From the listing below, extract every line in which the word "testASIHttpRequest" appears.

* Begin Data excerpts *

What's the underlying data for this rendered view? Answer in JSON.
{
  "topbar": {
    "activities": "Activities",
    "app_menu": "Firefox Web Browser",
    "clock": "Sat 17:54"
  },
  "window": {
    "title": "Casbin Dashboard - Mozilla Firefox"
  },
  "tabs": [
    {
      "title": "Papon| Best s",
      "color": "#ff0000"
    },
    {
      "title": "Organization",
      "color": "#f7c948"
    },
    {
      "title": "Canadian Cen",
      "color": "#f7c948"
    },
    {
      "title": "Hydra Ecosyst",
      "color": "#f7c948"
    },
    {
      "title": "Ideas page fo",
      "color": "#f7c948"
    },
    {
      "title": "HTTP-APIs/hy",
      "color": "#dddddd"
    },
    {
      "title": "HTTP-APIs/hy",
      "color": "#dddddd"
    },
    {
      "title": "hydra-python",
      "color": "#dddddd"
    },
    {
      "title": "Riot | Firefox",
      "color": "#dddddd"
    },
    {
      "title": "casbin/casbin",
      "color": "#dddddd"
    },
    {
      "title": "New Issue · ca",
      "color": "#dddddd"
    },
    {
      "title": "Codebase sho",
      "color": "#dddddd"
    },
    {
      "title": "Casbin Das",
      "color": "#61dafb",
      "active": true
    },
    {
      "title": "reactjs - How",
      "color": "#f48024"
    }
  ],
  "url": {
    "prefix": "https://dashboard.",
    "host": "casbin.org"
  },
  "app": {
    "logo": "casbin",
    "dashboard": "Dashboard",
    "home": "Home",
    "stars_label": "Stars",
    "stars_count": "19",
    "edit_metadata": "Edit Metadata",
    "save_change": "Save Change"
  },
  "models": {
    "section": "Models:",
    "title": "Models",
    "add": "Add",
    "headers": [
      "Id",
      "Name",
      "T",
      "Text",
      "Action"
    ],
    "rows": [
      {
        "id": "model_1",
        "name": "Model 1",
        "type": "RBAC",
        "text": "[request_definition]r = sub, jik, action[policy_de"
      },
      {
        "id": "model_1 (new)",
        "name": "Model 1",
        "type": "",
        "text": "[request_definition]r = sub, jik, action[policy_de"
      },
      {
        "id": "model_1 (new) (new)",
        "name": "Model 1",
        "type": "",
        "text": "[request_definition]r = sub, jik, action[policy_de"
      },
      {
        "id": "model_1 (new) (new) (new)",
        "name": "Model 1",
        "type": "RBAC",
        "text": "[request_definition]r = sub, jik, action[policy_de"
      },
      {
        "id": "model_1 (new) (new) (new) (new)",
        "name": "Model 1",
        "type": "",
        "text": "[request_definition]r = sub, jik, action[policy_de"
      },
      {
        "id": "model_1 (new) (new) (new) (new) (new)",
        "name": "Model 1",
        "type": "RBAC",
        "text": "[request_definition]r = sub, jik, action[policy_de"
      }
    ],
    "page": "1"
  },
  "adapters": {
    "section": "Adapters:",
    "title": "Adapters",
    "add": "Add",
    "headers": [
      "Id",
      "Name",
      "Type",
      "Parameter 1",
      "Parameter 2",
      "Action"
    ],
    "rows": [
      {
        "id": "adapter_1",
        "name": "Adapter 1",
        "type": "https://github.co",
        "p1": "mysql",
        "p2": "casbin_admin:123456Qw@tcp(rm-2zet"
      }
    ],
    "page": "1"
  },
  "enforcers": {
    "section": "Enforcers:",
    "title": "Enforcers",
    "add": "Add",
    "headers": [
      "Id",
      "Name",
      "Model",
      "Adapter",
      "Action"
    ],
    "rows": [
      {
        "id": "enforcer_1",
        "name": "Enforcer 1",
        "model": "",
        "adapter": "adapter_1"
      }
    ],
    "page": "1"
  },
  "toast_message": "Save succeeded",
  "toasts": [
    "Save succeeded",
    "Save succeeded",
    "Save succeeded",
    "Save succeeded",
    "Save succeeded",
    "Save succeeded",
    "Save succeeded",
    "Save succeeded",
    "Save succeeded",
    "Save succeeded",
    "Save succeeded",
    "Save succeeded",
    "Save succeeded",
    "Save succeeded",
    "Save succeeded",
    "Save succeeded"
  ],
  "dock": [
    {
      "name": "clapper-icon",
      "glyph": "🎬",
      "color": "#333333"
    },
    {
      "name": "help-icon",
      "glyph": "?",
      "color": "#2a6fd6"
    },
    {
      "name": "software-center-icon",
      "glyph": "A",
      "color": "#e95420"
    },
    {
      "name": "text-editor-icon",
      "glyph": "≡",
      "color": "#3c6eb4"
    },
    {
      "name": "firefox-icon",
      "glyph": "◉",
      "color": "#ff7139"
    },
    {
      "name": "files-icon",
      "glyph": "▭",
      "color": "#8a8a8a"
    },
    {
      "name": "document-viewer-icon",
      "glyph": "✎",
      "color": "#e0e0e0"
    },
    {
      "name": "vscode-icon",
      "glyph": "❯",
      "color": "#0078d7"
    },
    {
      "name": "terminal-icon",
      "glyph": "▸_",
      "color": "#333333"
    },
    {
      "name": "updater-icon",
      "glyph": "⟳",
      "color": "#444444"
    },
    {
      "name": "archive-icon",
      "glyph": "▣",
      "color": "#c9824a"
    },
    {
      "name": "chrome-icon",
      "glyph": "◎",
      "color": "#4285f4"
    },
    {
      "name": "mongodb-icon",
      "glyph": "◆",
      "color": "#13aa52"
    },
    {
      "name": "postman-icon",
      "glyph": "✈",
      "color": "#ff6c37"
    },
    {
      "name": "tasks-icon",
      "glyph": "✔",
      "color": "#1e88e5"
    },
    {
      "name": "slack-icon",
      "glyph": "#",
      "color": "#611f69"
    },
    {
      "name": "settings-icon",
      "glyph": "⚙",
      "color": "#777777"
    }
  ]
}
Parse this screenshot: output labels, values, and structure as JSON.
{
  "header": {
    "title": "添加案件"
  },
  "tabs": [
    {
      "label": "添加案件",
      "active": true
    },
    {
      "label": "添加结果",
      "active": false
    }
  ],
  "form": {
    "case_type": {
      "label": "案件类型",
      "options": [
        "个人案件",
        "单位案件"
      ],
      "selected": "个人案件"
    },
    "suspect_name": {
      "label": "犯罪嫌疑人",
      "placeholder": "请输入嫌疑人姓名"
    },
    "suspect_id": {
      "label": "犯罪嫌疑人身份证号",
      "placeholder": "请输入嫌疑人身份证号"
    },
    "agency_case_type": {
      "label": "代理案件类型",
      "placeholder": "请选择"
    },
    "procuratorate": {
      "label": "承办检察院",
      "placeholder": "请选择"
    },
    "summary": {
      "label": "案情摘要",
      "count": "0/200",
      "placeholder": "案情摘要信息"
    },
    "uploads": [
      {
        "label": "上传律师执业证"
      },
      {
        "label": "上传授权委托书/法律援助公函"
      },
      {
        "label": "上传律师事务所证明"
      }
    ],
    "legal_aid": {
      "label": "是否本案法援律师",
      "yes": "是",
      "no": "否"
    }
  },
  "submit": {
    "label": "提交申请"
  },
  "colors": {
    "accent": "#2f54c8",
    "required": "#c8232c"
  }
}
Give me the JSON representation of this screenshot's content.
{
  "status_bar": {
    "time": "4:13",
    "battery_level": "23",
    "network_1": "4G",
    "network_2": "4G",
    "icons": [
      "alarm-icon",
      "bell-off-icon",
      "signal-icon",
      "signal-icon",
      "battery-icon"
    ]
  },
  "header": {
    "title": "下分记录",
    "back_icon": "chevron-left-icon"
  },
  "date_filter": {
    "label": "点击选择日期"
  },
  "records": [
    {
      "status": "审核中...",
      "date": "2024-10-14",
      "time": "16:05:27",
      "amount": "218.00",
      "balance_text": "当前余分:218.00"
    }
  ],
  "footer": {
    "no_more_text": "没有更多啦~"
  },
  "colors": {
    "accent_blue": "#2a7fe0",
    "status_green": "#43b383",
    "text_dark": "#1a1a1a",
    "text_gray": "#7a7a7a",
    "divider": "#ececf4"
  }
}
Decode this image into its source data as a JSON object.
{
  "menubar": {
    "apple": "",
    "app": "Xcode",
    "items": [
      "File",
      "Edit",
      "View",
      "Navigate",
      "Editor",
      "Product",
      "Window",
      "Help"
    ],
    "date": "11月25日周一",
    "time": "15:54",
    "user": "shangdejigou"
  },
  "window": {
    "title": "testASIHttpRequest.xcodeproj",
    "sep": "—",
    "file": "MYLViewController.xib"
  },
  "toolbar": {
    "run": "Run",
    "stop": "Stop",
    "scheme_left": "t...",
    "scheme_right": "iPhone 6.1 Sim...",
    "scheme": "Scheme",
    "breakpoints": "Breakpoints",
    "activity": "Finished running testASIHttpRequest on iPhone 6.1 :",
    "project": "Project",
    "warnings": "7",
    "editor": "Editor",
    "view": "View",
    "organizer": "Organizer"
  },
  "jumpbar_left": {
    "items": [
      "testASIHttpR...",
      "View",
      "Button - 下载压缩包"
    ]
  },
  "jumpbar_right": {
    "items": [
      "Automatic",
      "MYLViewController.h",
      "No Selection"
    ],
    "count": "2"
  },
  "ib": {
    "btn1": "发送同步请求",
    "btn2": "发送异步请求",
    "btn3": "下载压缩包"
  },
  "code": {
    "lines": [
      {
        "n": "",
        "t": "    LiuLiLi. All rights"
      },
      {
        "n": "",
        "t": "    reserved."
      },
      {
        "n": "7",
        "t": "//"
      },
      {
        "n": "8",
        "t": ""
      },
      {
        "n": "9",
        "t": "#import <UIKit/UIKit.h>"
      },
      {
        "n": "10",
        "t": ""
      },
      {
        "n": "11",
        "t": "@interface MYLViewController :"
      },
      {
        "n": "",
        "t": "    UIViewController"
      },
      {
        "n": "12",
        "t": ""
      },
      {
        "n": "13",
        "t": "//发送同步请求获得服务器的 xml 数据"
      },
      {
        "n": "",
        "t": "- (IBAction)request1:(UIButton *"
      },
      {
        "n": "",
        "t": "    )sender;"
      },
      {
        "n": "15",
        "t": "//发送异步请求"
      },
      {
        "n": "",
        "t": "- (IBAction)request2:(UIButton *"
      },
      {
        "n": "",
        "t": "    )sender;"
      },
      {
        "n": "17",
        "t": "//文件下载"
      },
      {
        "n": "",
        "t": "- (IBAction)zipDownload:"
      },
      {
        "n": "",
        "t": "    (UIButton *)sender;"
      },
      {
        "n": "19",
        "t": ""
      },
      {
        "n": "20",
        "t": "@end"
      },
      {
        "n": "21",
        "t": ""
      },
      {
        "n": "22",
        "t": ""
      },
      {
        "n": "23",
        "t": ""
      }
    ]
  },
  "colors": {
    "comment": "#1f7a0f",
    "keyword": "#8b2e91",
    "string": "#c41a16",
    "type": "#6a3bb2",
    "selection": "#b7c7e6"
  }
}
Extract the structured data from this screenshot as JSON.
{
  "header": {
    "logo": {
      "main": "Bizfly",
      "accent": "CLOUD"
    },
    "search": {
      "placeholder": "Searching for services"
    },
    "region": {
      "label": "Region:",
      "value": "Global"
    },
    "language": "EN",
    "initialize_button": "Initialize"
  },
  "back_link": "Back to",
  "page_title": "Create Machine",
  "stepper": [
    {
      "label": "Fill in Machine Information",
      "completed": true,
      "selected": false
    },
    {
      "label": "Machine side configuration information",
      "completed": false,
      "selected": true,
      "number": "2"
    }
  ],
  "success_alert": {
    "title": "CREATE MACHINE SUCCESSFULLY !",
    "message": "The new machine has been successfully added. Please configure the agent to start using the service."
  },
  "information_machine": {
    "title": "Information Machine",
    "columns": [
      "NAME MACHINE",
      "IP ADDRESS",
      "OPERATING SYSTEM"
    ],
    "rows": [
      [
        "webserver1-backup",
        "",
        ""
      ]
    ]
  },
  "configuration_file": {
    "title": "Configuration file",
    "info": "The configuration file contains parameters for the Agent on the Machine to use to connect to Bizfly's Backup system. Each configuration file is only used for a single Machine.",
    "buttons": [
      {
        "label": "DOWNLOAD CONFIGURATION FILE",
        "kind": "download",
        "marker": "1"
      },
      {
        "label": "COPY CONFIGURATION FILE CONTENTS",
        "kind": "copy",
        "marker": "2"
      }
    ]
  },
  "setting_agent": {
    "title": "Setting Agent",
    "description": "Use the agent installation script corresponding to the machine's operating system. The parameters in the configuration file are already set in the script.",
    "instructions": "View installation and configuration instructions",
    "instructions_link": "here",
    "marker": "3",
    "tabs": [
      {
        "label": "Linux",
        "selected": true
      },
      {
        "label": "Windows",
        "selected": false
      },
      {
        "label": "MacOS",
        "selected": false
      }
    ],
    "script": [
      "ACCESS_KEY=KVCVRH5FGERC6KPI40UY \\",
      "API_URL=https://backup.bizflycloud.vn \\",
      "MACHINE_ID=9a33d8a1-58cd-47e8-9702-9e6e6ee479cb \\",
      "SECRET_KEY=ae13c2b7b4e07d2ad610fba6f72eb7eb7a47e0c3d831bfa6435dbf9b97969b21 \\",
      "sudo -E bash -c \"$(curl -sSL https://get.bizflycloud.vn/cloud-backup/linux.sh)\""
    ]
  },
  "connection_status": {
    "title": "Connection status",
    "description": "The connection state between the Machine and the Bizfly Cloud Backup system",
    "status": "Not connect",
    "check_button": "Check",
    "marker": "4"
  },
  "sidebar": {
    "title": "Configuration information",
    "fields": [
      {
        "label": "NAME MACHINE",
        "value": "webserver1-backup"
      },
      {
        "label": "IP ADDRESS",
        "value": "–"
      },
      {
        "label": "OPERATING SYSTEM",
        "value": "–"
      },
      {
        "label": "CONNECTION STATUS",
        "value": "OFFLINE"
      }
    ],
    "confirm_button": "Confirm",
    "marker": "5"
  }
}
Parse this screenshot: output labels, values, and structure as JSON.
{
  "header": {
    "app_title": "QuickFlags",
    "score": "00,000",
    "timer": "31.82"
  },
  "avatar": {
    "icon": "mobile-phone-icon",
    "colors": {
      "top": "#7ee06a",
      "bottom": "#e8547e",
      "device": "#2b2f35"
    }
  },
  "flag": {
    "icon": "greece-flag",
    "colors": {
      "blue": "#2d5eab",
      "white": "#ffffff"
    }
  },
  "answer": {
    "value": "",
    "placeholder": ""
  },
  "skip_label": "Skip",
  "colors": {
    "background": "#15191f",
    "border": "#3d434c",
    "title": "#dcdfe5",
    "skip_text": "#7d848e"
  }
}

* End Data excerpts *

## Response to this exercise
    "title": "testASIHttpRequest.xcodeproj",
    "activity": "Finished running testASIHttpRequest on iPhone 6.1 :",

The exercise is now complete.